===== Task material =====

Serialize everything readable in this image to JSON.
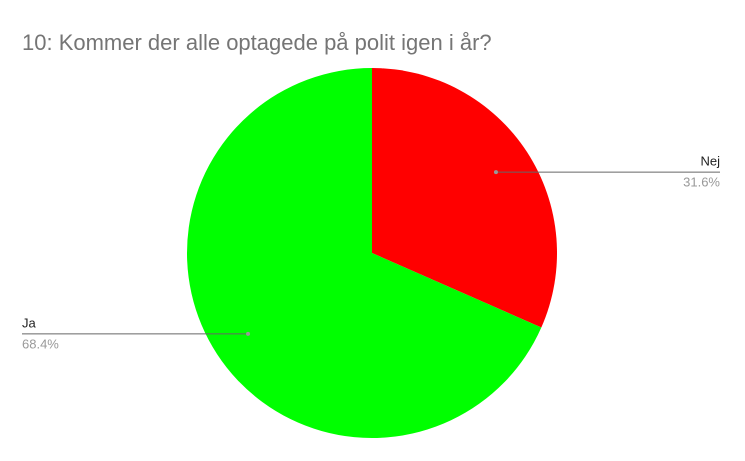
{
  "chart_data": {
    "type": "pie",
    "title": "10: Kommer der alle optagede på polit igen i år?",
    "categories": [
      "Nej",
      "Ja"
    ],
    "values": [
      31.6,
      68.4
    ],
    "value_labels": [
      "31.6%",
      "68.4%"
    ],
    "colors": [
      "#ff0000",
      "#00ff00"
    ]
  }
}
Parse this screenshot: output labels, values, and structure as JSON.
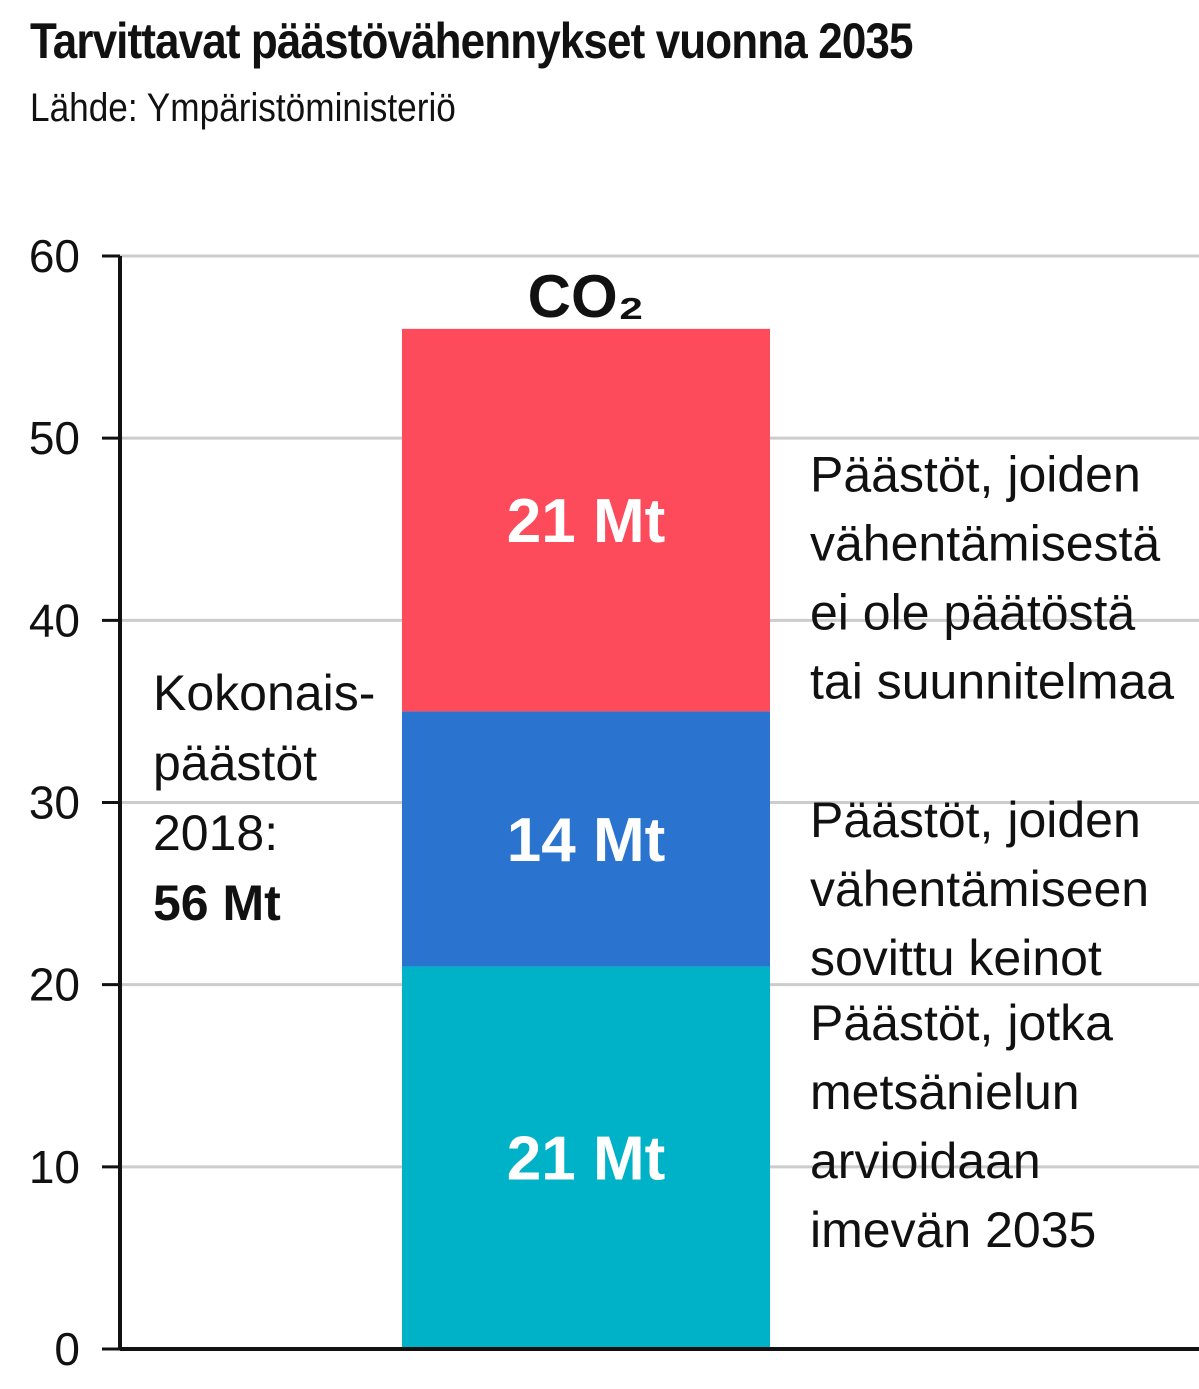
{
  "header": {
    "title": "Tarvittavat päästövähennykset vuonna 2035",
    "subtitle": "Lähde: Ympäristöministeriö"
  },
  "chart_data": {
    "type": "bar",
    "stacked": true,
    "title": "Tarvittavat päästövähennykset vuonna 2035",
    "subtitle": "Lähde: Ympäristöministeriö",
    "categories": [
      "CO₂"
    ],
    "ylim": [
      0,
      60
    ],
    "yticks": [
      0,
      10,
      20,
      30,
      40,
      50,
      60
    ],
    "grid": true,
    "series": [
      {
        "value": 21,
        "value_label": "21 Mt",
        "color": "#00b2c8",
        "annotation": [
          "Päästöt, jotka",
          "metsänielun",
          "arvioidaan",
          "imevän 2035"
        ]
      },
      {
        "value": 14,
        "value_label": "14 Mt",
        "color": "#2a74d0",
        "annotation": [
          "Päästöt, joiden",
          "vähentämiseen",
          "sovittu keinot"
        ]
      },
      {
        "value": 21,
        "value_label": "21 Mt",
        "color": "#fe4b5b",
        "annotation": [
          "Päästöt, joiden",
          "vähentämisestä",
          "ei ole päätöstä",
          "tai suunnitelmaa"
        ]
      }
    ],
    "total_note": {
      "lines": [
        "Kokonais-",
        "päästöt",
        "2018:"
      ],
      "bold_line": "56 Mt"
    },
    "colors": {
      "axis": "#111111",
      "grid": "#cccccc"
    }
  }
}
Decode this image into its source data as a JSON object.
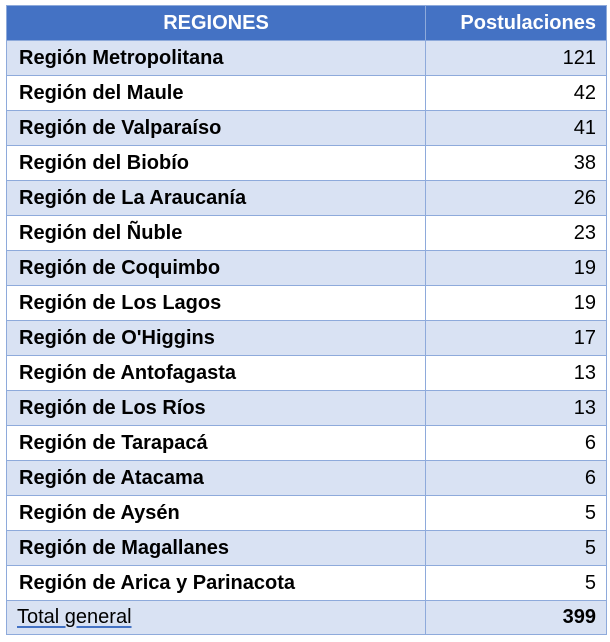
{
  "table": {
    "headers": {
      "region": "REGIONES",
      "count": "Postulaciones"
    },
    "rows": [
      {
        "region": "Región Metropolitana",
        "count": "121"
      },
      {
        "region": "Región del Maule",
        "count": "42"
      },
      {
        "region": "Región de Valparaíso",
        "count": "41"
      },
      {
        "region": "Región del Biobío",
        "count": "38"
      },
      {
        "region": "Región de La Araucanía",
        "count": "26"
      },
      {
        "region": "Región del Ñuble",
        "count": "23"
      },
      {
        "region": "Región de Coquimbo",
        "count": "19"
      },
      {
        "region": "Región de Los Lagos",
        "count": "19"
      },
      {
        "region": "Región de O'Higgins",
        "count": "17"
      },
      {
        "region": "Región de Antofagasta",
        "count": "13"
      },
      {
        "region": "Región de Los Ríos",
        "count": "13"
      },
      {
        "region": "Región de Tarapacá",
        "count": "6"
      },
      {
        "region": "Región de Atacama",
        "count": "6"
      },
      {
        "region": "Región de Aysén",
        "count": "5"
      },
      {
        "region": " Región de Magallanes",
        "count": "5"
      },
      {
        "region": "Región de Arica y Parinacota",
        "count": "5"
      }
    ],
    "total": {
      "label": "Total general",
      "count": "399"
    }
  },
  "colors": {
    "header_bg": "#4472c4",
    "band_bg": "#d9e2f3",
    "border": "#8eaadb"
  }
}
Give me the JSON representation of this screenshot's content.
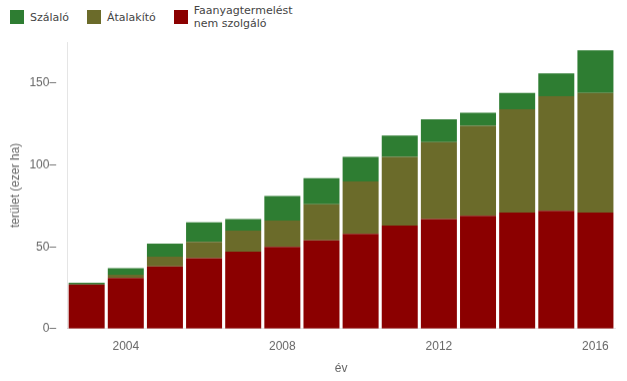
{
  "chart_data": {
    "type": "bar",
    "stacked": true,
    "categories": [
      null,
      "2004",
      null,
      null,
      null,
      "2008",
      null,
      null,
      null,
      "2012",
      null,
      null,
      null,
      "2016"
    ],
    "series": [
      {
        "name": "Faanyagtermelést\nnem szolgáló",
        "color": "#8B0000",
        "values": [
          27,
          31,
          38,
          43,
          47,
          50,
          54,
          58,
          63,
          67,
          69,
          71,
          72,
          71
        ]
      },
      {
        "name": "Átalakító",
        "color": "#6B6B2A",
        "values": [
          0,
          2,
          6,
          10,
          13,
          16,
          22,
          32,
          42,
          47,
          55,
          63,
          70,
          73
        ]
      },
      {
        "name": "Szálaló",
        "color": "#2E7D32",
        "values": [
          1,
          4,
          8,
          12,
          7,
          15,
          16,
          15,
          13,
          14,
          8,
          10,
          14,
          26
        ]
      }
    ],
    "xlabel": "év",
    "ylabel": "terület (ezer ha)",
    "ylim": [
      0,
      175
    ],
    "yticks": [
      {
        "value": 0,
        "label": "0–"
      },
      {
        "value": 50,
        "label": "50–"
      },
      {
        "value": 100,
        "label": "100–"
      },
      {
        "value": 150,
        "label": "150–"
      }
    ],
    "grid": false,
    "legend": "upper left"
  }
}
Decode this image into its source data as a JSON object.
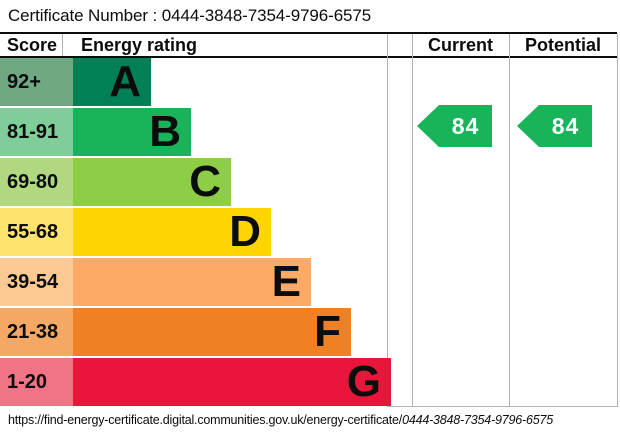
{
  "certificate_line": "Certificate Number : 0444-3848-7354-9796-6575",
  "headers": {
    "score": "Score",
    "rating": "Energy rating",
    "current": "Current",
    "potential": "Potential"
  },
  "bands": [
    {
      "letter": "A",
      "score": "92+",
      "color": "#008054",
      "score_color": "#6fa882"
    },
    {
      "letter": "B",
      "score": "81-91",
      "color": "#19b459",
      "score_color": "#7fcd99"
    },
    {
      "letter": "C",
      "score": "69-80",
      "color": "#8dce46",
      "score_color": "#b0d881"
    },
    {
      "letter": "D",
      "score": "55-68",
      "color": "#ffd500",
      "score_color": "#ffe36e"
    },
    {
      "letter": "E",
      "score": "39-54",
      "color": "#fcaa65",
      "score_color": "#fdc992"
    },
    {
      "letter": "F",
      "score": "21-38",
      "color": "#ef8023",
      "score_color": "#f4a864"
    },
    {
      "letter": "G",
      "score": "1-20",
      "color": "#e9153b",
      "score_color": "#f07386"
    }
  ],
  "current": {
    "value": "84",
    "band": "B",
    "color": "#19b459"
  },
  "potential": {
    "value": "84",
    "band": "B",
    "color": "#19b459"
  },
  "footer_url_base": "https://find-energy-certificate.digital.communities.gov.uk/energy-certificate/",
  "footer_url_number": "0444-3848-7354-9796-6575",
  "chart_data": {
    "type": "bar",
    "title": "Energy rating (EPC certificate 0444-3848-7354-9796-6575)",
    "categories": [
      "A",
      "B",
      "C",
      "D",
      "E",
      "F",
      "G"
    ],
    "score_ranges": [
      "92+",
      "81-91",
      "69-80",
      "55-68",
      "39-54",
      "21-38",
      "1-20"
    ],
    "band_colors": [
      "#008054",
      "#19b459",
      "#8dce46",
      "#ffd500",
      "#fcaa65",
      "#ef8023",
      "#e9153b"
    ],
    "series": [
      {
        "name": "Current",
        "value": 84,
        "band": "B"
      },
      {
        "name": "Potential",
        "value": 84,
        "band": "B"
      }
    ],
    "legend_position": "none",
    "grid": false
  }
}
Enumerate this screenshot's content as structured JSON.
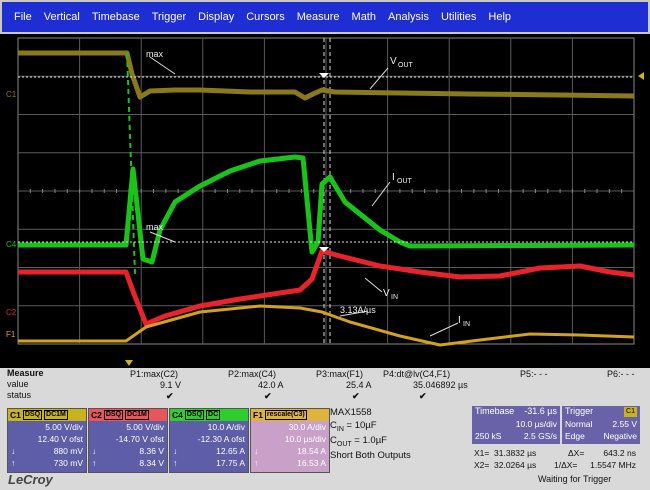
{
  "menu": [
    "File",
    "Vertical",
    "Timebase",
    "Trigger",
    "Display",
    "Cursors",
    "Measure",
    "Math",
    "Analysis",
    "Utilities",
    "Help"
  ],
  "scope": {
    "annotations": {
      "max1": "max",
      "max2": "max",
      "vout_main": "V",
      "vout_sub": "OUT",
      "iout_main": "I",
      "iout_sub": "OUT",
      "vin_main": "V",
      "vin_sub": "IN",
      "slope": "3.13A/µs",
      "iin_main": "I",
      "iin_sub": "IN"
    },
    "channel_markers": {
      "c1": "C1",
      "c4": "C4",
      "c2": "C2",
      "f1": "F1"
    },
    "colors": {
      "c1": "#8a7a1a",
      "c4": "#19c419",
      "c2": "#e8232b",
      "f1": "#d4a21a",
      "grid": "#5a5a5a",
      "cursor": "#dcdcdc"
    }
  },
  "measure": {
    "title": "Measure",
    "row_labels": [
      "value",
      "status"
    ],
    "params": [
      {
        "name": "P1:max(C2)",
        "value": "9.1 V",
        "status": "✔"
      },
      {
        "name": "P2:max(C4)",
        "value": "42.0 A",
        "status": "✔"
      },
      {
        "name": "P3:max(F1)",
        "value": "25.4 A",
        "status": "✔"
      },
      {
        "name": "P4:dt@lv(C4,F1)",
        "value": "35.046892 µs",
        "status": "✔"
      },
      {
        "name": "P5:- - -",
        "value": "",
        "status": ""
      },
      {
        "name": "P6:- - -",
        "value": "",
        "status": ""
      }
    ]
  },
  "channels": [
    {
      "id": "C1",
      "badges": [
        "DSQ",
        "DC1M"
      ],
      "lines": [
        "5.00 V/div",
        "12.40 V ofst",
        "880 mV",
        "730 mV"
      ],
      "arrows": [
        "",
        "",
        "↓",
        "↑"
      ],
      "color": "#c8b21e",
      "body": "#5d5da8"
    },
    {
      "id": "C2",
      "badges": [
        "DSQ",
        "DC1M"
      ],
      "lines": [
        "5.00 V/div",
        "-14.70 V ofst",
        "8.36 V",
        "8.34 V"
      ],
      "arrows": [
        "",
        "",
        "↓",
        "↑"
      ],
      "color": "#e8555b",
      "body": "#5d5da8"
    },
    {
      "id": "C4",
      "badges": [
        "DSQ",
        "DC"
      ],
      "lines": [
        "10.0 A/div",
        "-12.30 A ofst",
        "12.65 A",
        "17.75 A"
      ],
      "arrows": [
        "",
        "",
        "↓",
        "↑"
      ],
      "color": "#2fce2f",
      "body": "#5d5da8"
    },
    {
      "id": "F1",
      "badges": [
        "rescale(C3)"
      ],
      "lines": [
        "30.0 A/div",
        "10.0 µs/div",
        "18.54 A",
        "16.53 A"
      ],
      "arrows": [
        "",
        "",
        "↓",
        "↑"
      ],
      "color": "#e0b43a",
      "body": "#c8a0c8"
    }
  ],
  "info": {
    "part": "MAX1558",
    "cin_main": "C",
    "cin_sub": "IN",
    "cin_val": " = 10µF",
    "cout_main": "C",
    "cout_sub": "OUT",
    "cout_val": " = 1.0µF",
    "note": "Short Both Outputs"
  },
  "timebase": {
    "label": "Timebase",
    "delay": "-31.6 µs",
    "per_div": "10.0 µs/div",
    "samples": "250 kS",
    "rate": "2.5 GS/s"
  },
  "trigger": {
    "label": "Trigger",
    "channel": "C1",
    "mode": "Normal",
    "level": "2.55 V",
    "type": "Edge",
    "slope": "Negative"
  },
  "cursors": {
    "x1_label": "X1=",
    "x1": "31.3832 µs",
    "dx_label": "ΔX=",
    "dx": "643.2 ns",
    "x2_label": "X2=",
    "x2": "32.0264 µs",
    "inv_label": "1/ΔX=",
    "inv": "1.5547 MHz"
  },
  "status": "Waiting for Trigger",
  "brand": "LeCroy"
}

=====

=== What the task requires ===
Identify and copy all lines with the word "rating".

=== Exercise output ===
    "rating": "Energy rating",
    "title": "Energy rating (EPC certificate 0444-3848-7354-9796-6575)",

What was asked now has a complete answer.